::: Records for the exercise

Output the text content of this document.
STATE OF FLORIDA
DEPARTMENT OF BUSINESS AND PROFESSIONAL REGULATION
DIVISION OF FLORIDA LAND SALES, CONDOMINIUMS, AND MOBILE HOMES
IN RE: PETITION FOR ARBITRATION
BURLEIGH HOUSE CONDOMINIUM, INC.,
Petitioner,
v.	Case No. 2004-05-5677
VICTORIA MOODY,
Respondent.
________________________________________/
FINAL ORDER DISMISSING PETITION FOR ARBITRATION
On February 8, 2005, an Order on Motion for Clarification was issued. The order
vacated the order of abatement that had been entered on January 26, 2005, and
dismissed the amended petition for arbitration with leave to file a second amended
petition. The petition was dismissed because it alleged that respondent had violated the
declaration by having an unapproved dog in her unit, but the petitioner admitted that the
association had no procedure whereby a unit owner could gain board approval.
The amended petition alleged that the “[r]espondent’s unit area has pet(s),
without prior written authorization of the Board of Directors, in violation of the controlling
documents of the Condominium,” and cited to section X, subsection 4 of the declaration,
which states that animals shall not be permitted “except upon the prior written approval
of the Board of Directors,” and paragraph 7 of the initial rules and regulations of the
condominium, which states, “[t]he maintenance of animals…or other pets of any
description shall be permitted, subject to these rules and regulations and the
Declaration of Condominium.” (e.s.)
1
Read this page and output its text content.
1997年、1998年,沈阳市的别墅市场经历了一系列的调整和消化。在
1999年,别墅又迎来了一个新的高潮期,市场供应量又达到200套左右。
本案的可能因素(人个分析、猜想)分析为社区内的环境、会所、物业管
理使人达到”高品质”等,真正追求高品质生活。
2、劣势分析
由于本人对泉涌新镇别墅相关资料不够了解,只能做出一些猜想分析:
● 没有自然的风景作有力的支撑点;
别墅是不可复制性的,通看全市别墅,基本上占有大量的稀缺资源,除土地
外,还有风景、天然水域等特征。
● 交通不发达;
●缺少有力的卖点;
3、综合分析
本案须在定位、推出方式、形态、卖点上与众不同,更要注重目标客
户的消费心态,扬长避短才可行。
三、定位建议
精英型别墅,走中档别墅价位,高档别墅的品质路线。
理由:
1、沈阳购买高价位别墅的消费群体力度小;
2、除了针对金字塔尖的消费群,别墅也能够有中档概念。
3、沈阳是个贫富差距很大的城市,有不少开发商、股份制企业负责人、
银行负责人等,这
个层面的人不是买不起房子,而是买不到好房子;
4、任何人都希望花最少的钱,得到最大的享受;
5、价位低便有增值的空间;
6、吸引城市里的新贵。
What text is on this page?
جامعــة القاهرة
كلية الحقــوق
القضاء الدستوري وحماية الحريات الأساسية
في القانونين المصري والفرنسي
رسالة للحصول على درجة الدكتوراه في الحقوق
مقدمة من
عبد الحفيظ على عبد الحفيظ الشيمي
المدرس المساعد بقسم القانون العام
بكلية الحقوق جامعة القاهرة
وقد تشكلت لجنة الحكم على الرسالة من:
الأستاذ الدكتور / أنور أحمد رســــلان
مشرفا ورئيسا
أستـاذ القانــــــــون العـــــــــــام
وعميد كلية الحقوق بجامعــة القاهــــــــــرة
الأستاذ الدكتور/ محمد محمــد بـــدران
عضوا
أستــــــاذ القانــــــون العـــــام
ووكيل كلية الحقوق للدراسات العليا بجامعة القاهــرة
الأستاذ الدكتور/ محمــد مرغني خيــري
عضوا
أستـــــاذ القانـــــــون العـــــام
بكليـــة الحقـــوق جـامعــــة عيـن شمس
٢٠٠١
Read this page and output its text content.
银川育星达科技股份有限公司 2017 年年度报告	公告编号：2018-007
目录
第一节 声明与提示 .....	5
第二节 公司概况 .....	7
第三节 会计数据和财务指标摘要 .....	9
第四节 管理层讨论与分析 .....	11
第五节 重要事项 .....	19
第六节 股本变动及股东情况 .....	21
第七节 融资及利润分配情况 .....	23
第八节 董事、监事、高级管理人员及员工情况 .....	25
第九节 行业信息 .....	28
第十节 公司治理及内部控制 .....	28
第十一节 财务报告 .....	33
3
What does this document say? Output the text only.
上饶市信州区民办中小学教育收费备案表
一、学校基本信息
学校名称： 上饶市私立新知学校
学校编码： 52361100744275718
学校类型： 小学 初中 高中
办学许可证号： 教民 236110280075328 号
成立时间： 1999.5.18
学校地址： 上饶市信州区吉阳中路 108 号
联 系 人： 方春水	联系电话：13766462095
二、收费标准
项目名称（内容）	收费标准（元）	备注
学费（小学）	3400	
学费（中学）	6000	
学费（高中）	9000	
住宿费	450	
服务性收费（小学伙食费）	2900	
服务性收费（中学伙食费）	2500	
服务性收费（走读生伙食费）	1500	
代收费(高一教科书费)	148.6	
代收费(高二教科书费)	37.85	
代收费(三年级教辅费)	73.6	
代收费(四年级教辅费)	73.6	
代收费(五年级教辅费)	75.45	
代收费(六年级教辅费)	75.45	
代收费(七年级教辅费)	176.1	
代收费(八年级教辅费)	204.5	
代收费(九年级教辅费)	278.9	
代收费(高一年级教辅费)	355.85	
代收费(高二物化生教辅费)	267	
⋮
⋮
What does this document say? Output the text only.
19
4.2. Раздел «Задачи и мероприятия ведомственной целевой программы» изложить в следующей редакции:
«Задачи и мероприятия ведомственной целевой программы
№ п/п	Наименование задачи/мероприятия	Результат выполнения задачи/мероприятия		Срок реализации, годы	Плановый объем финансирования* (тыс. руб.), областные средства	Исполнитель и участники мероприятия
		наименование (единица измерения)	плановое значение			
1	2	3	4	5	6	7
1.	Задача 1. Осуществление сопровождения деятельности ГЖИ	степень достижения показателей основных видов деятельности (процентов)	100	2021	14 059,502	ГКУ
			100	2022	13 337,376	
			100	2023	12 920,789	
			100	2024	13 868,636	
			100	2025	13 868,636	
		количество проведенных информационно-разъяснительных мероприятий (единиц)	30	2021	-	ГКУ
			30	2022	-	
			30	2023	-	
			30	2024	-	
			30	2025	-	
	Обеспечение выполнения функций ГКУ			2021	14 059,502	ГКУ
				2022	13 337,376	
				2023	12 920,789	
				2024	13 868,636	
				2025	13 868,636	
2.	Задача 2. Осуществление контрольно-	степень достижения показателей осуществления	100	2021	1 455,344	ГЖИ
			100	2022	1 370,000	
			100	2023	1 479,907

::::::

» What is asked
Return each entry from the material above exactly as it appears.

» Response to the task
Output the text content of this document.
STATE OF FLORIDA
DEPARTMENT OF BUSINESS AND PROFESSIONAL REGULATION
DIVISION OF FLORIDA LAND SALES, CONDOMINIUMS, AND MOBILE HOMES
IN RE: PETITION FOR ARBITRATION
BURLEIGH HOUSE CONDOMINIUM, INC.,
Petitioner,
v.	Case No. 2004-05-5677
VICTORIA MOODY,
Respondent.
________________________________________/
FINAL ORDER DISMISSING PETITION FOR ARBITRATION
On February 8, 2005, an Order on Motion for Clarification was issued. The order
vacated the order of abatement that had been entered on January 26, 2005, and
dismissed the amended petition for arbitration with leave to file a second amended
petition. The petition was dismissed because it alleged that respondent had violated the
declaration by having an unapproved dog in her unit, but the petitioner admitted that the
association had no procedure whereby a unit owner could gain board approval.
The amended petition alleged that the “[r]espondent’s unit area has pet(s),
without prior written authorization of the Board of Directors, in violation of the controlling
documents of the Condominium,” and cited to section X, subsection 4 of the declaration,
which states that animals shall not be permitted “except upon the prior written approval
of the Board of Directors,” and paragraph 7 of the initial rules and regulations of the
condominium, which states, “[t]he maintenance of animals…or other pets of any
description shall be permitted, subject to these rules and regulations and the
Declaration of Condominium.” (e.s.)
1
Read this page and output its text content.
1997年、1998年,沈阳市的别墅市场经历了一系列的调整和消化。在
1999年,别墅又迎来了一个新的高潮期,市场供应量又达到200套左右。
本案的可能因素(人个分析、猜想)分析为社区内的环境、会所、物业管
理使人达到”高品质”等,真正追求高品质生活。
2、劣势分析
由于本人对泉涌新镇别墅相关资料不够了解,只能做出一些猜想分析:
● 没有自然的风景作有力的支撑点;
别墅是不可复制性的,通看全市别墅,基本上占有大量的稀缺资源,除土地
外,还有风景、天然水域等特征。
● 交通不发达;
●缺少有力的卖点;
3、综合分析
本案须在定位、推出方式、形态、卖点上与众不同,更要注重目标客
户的消费心态,扬长避短才可行。
三、定位建议
精英型别墅,走中档别墅价位,高档别墅的品质路线。
理由:
1、沈阳购买高价位别墅的消费群体力度小;
2、除了针对金字塔尖的消费群,别墅也能够有中档概念。
3、沈阳是个贫富差距很大的城市,有不少开发商、股份制企业负责人、
银行负责人等,这
个层面的人不是买不起房子,而是买不到好房子;
4、任何人都希望花最少的钱,得到最大的享受;
5、价位低便有增值的空间;
6、吸引城市里的新贵。
What text is on this page?
جامعــة القاهرة
كلية الحقــوق
القضاء الدستوري وحماية الحريات الأساسية
في القانونين المصري والفرنسي
رسالة للحصول على درجة الدكتوراه في الحقوق
مقدمة من
عبد الحفيظ على عبد الحفيظ الشيمي
المدرس المساعد بقسم القانون العام
بكلية الحقوق جامعة القاهرة
وقد تشكلت لجنة الحكم على الرسالة من:
الأستاذ الدكتور / أنور أحمد رســــلان
مشرفا ورئيسا
أستـاذ القانــــــــون العـــــــــــام
وعميد كلية الحقوق بجامعــة القاهــــــــــرة
الأستاذ الدكتور/ محمد محمــد بـــدران
عضوا
أستــــــاذ القانــــــون العـــــام
ووكيل كلية الحقوق للدراسات العليا بجامعة القاهــرة
الأستاذ الدكتور/ محمــد مرغني خيــري
عضوا
أستـــــاذ القانـــــــون العـــــام
بكليـــة الحقـــوق جـامعــــة عيـن شمس
٢٠٠١
Read this page and output its text content.
银川育星达科技股份有限公司 2017 年年度报告	公告编号：2018-007
目录
第一节 声明与提示 .....	5
第二节 公司概况 .....	7
第三节 会计数据和财务指标摘要 .....	9
第四节 管理层讨论与分析 .....	11
第五节 重要事项 .....	19
第六节 股本变动及股东情况 .....	21
第七节 融资及利润分配情况 .....	23
第八节 董事、监事、高级管理人员及员工情况 .....	25
第九节 行业信息 .....	28
第十节 公司治理及内部控制 .....	28
第十一节 财务报告 .....	33
3
What does this document say? Output the text only.
上饶市信州区民办中小学教育收费备案表
一、学校基本信息
学校名称： 上饶市私立新知学校
学校编码： 52361100744275718
学校类型： 小学 初中 高中
办学许可证号： 教民 236110280075328 号
成立时间： 1999.5.18
学校地址： 上饶市信州区吉阳中路 108 号
联 系 人： 方春水	联系电话：13766462095
二、收费标准
项目名称（内容）	收费标准（元）	备注
学费（小学）	3400	
学费（中学）	6000	
学费（高中）	9000	
住宿费	450	
服务性收费（小学伙食费）	2900	
服务性收费（中学伙食费）	2500	
服务性收费（走读生伙食费）	1500	
代收费(高一教科书费)	148.6	
代收费(高二教科书费)	37.85	
代收费(三年级教辅费)	73.6	
代收费(四年级教辅费)	73.6	
代收费(五年级教辅费)	75.45	
代收费(六年级教辅费)	75.45	
代收费(七年级教辅费)	176.1	
代收费(八年级教辅费)	204.5	
代收费(九年级教辅费)	278.9	
代收费(高一年级教辅费)	355.85	
代收费(高二物化生教辅费)	267	
⋮
⋮
What does this document say? Output the text only.
19
4.2. Раздел «Задачи и мероприятия ведомственной целевой программы» изложить в следующей редакции:
«Задачи и мероприятия ведомственной целевой программы
№ п/п	Наименование задачи/мероприятия	Результат выполнения задачи/мероприятия		Срок реализации, годы	Плановый объем финансирования* (тыс. руб.), областные средства	Исполнитель и участники мероприятия
		наименование (единица измерения)	плановое значение			
1	2	3	4	5	6	7
1.	Задача 1. Осуществление сопровождения деятельности ГЖИ	степень достижения показателей основных видов деятельности (процентов)	100	2021	14 059,502	ГКУ
			100	2022	13 337,376	
			100	2023	12 920,789	
			100	2024	13 868,636	
			100	2025	13 868,636	
		количество проведенных информационно-разъяснительных мероприятий (единиц)	30	2021	-	ГКУ
			30	2022	-	
			30	2023	-	
			30	2024	-	
			30	2025	-	
	Обеспечение выполнения функций ГКУ			2021	14 059,502	ГКУ
				2022	13 337,376	
				2023	12 920,789	
				2024	13 868,636	
				2025	13 868,636	
2.	Задача 2. Осуществление контрольно-	степень достижения показателей осуществления	100	2021	1 455,344	ГЖИ
			100	2022	1 370,000	
			100	2023	1 479,907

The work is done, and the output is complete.